TRECHO DO TEXTO
□ □ □
Parecendo, à primeira vista, uma versão modernizada de um castelo medieval, o exuberante Palácio da Pena, retratado na imagem acima, mistura de maneira ousada vários estilos arquitetônicos da antiguidade, formando assim uma admirável síntese de passados no presente que pode ser considerada como uma forte representação da nostalgia romântica em Portugal. Também nos poemas transcritos a seguir podemos observar a idealização do passado como procedimento estético de crítica às formas de degradação moral, de destruição de valores tradicionais e de desilusão que se articulam à consolidação da modernidade capitalista na Europa, idealização que, segundo Michel Lowy e Robert Sayre, serve de bandeira comum para as diversificadas manifestações da revolta romântica, especialmente no âmbito da produção literária.

garrett

  • Almeida GARRETT

QUANDO EU SONHAVA

Quando eu sonhava, era assim
Que nos meus sonhos a via;
E era assim que me fugia,
Apenas eu despertava,
Essa imagem fugidia
Que nunca pude alcançar.
Agora, que estou desperto,
Agora a vejo fixar…
Para quê? – Quando era vaga,
Uma ideia, um pensamento,
Um raio de estrela incerto
No imenso firmamento,
Uma quimera, um vão sonho,
Eu sonhava – mas vivia:
Prazer não sabia o que era,
Mas dor, não na conhecia …

***

ESTE INFERNO DE AMAR

Este inferno de amar – como eu amo! –
Quem mo pôs aqui n’alma … quem foi?
Esta chama que alenta e consome,
Que é a vida – e que a vida destrói –
Como é que se veio a atear,
Quando – ai quando se há-de ela apagar?

Eu não sei, não me lembra: o passado,
A outra vida que dantes vivi
Era um sonho talvez… – foi um sonho-
Em que paz tão serena a dormi!
Oh!, que doce era aquele sonhar …
Quem me veio, ai de mim!, despertar?

Só me lembra que um dia formoso
Eu passei… dava o Sol tanta luz!
E os meus olhos, que vagos giravam,
Em seus olhos ardentes os pus.
Que fez ela?, eu que fiz? – Não no sei;
Mas nessa hora a viver comecei …

***

BELA D’AMOR

Pois essa luz cintilante
Que brilha no teu semblante
Donde lhe vem o ‘splendor?
Não sentes no peito a chama
Que aos meus suspiros se inflama
E toda reluz de amor?

Pois a celeste fragrância
Que te sentes exalar,
Pois, dize, a ingénua elegância
Com que te vês ondular
Como se baloiça a flor
Na Primavera em verdor,
Dize, dize: a natureza
Pode dar tal gentileza?
Quem ta deu senão amor?
□ □ □
REGISTROS FORNECIDOS

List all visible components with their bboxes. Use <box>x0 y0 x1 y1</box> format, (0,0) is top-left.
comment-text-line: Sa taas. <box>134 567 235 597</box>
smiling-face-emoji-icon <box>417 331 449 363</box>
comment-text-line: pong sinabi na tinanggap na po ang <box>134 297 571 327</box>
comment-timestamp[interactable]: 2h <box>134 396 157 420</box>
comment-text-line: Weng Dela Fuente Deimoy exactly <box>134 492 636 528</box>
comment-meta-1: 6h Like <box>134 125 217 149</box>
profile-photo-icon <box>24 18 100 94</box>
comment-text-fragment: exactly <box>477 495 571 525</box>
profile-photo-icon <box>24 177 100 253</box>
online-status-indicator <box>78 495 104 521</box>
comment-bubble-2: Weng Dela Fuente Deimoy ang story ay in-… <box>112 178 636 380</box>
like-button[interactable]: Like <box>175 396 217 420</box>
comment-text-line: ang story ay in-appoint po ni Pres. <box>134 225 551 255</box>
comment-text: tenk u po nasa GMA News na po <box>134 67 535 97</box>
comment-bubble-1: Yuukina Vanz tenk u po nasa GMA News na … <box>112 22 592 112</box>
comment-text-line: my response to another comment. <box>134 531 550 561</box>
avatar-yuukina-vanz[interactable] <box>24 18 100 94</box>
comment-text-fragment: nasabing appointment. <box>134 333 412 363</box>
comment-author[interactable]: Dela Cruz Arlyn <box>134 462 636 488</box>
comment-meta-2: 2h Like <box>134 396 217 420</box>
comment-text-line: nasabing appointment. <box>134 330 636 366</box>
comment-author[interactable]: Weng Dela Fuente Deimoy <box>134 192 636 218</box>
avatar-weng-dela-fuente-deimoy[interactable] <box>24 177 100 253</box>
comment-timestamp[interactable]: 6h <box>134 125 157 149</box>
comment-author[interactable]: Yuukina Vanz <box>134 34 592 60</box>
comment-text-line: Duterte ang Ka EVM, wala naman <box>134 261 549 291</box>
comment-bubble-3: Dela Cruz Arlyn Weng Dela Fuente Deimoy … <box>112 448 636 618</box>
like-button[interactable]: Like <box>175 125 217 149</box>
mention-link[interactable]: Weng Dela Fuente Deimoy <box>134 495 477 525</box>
□ □ □
TAREFAS PROPOSTAS
1 – Segundo o texto sobre o romantismo, quais autores afirmam que a idealização do passado serve de bandeira comum para as manifestações da revolta romântica?
2 – Devolva o trecho do texto sobre o romantismo que vai de "Não sentes no" a "deu senão amor?".
3 – Diga se cada afirmação concorda com o texto sobre o romantismo, respondendo sim ou não e citando as palavras do texto que decidem a resposta: (a) O Palácio da Pena mistura vários estilos arquitetônicos. (b) No poema "Quando eu sonhava", o eu lírico consegue alcançar a imagem. (c) O poema "Este inferno de amar" pergunta quem pôs o amor na alma.
A listagem não tem relação com o texto sobre o romantismo.

RESPOSTAS DAS TAREFAS
1 – Michel Lowy e Robert Sayre.

2 –
Não sentes no peito a chama
Que aos meus suspiros se inflama
E toda reluz de amor?

Pois a celeste fragrância
Que te sentes exalar,
Pois, dize, a ingénua elegância
Com que te vês ondular
Como se baloiça a flor
Na Primavera em verdor,
Dize, dize: a natureza
Pode dar tal gentileza?
Quem ta deu senão amor?

3 –
(a) Sim: "mistura de maneira ousada vários estilos arquitetônicos da antiguidade"
(b) Não: "Que nunca pude alcançar."
(c) Sim: "Quem mo pôs aqui n’alma … quem foi?"